• _RECORDS FOR THE TASK_:

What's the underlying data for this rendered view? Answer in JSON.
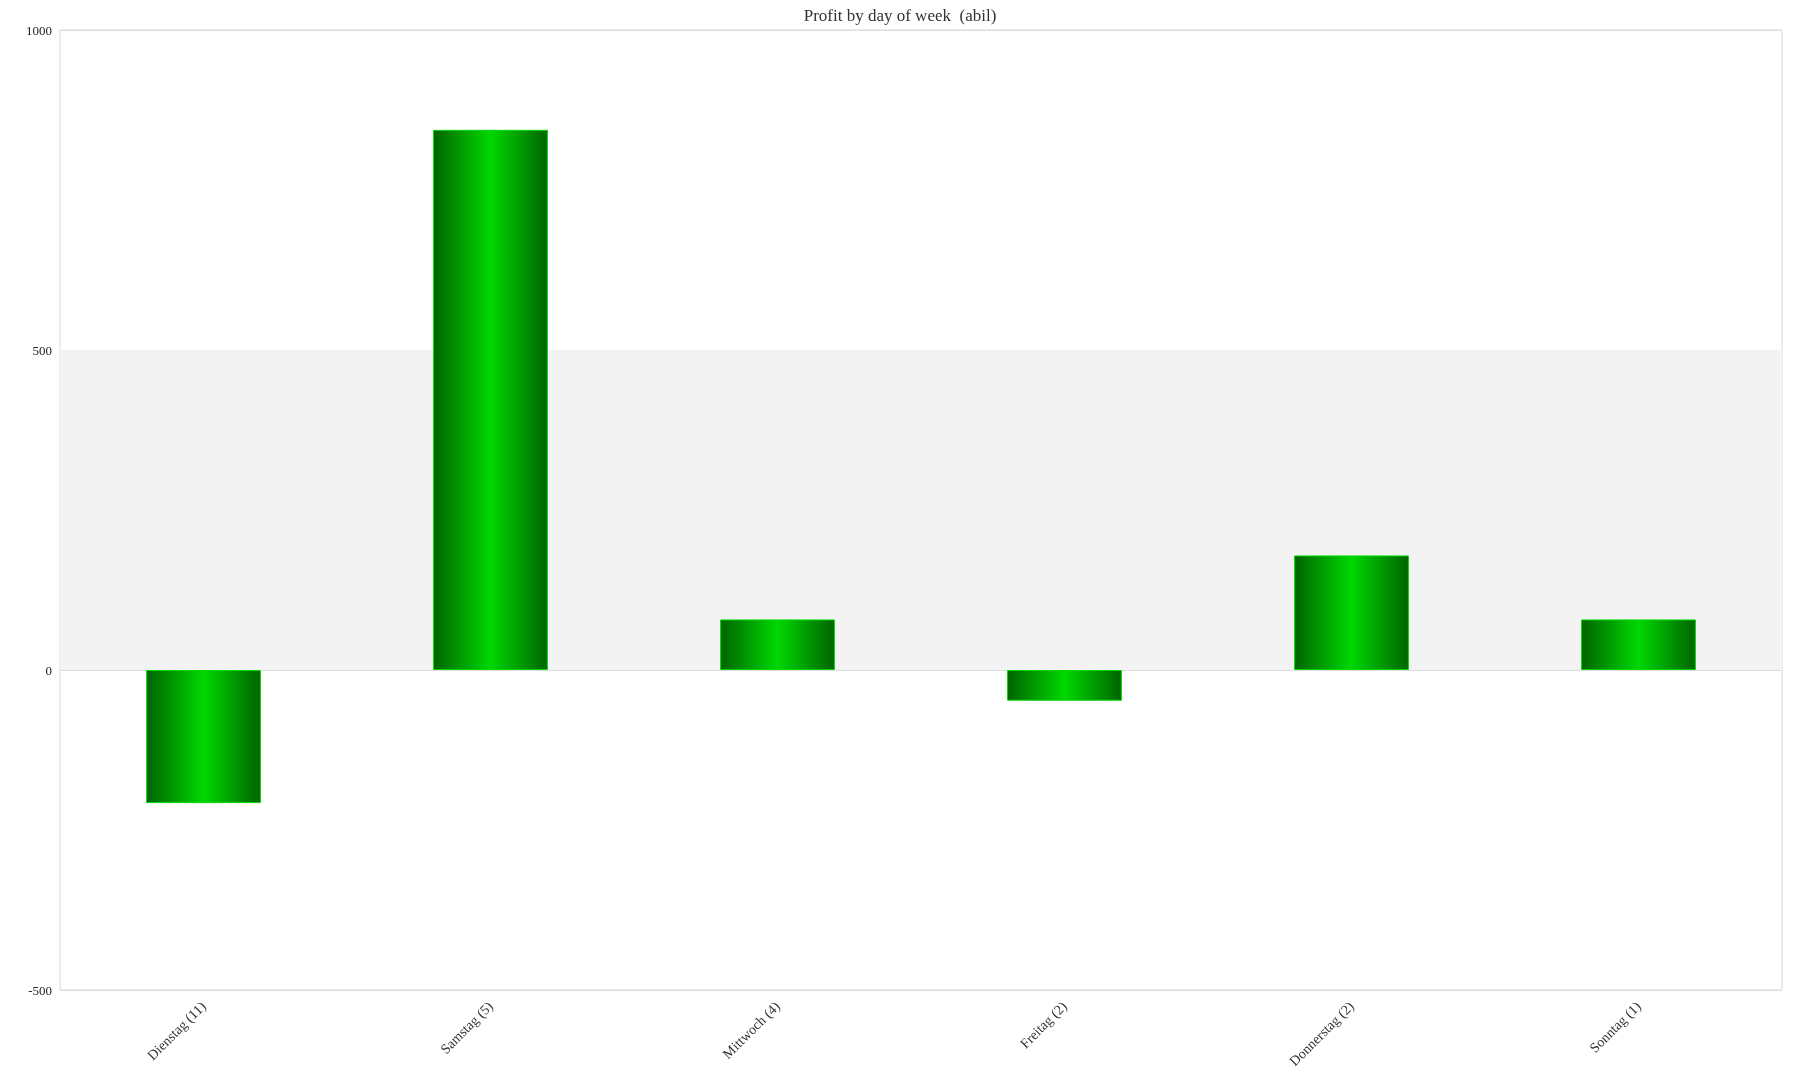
{
  "chart_data": {
    "type": "bar",
    "title": "Profit by day of week  (abil)",
    "categories": [
      "Dienstag (11)",
      "Samstag (5)",
      "Mittwoch (4)",
      "Freitag (2)",
      "Donnerstag (2)",
      "Sonntag (1)"
    ],
    "values": [
      -208,
      844,
      79,
      -48,
      179,
      79
    ],
    "color": "#00d800",
    "ylim": [
      -500,
      1000
    ],
    "yticks": [
      -500,
      0,
      500,
      1000
    ],
    "grid": "y",
    "bands": [
      {
        "axis": "y",
        "from": 0,
        "to": 500,
        "color": "#f3f3f3"
      }
    ]
  }
}
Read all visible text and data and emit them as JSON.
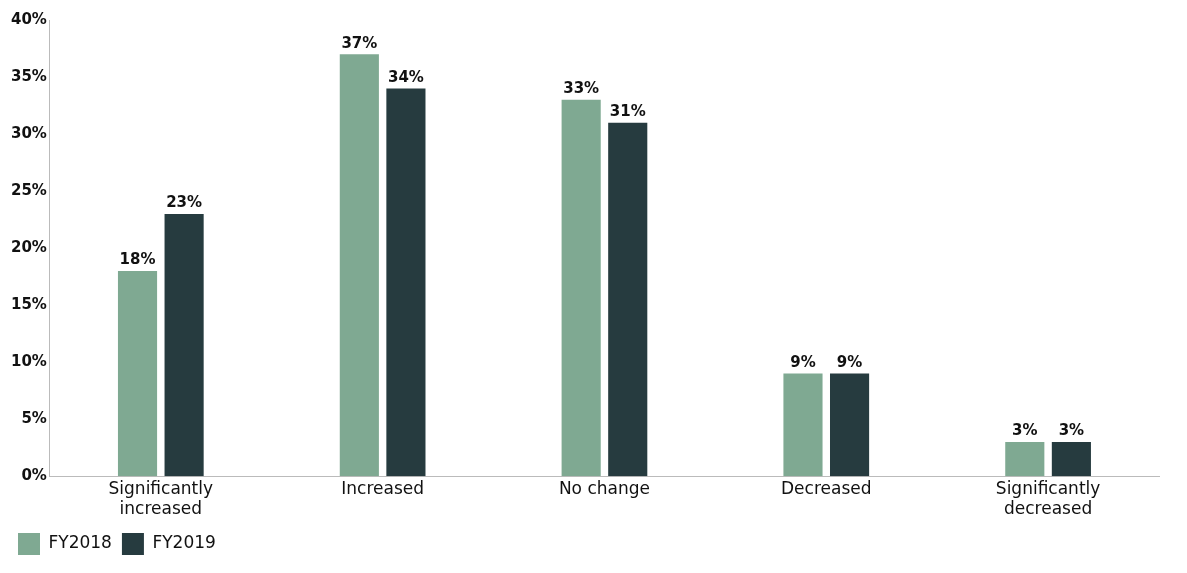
{
  "chart_data": {
    "type": "bar",
    "categories": [
      "Significantly increased",
      "Increased",
      "No change",
      "Decreased",
      "Significantly decreased"
    ],
    "series": [
      {
        "name": "FY2018",
        "color": "#7fa992",
        "values": [
          18,
          37,
          33,
          9,
          3
        ],
        "value_labels": [
          "18%",
          "37%",
          "33%",
          "9%",
          "3%"
        ]
      },
      {
        "name": "FY2019",
        "color": "#263b3f",
        "values": [
          23,
          34,
          31,
          9,
          3
        ],
        "value_labels": [
          "23%",
          "34%",
          "31%",
          "9%",
          "3%"
        ]
      }
    ],
    "ylim": [
      0,
      40
    ],
    "yticks": [
      {
        "value": 0,
        "label": "0%"
      },
      {
        "value": 5,
        "label": "5%"
      },
      {
        "value": 10,
        "label": "10%"
      },
      {
        "value": 15,
        "label": "15%"
      },
      {
        "value": 20,
        "label": "20%"
      },
      {
        "value": 25,
        "label": "25%"
      },
      {
        "value": 30,
        "label": "30%"
      },
      {
        "value": 35,
        "label": "35%"
      },
      {
        "value": 40,
        "label": "40%"
      }
    ],
    "grid": false,
    "legend": "bottom left"
  }
}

• _WRITTEN INSTRUCTION_: Write out the material above again, word for word, minus its pictures.

• _WORKED SOLUTION_:
What's the underlying data for this rendered view? Answer in JSON.
{
  "chart_data": {
    "type": "bar",
    "title": "Profit by day of week  (abil)",
    "categories": [
      "Dienstag (11)",
      "Samstag (5)",
      "Mittwoch (4)",
      "Freitag (2)",
      "Donnerstag (2)",
      "Sonntag (1)"
    ],
    "values": [
      -208,
      844,
      79,
      -48,
      179,
      79
    ],
    "color": "#00d800",
    "ylim": [
      -500,
      1000
    ],
    "yticks": [
      -500,
      0,
      500,
      1000
    ],
    "grid": "y",
    "bands": [
      {
        "axis": "y",
        "from": 0,
        "to": 500,
        "color": "#f3f3f3"
      }
    ]
  }
}
Read all visible text and data and emit them as JSON.
{
  "chart_data": {
    "type": "bar",
    "categories": [
      "Significantly increased",
      "Increased",
      "No change",
      "Decreased",
      "Significantly decreased"
    ],
    "series": [
      {
        "name": "FY2018",
        "color": "#7fa992",
        "values": [
          18,
          37,
          33,
          9,
          3
        ],
        "value_labels": [
          "18%",
          "37%",
          "33%",
          "9%",
          "3%"
        ]
      },
      {
        "name": "FY2019",
        "color": "#263b3f",
        "values": [
          23,
          34,
          31,
          9,
          3
        ],
        "value_labels": [
          "23%",
          "34%",
          "31%",
          "9%",
          "3%"
        ]
      }
    ],
    "ylim": [
      0,
      40
    ],
    "yticks": [
      {
        "value": 0,
        "label": "0%"
      },
      {
        "value": 5,
        "label": "5%"
      },
      {
        "value": 10,
        "label": "10%"
      },
      {
        "value": 15,
        "label": "15%"
      },
      {
        "value": 20,
        "label": "20%"
      },
      {
        "value": 25,
        "label": "25%"
      },
      {
        "value": 30,
        "label": "30%"
      },
      {
        "value": 35,
        "label": "35%"
      },
      {
        "value": 40,
        "label": "40%"
      }
    ],
    "grid": false,
    "legend": "bottom left"
  }
}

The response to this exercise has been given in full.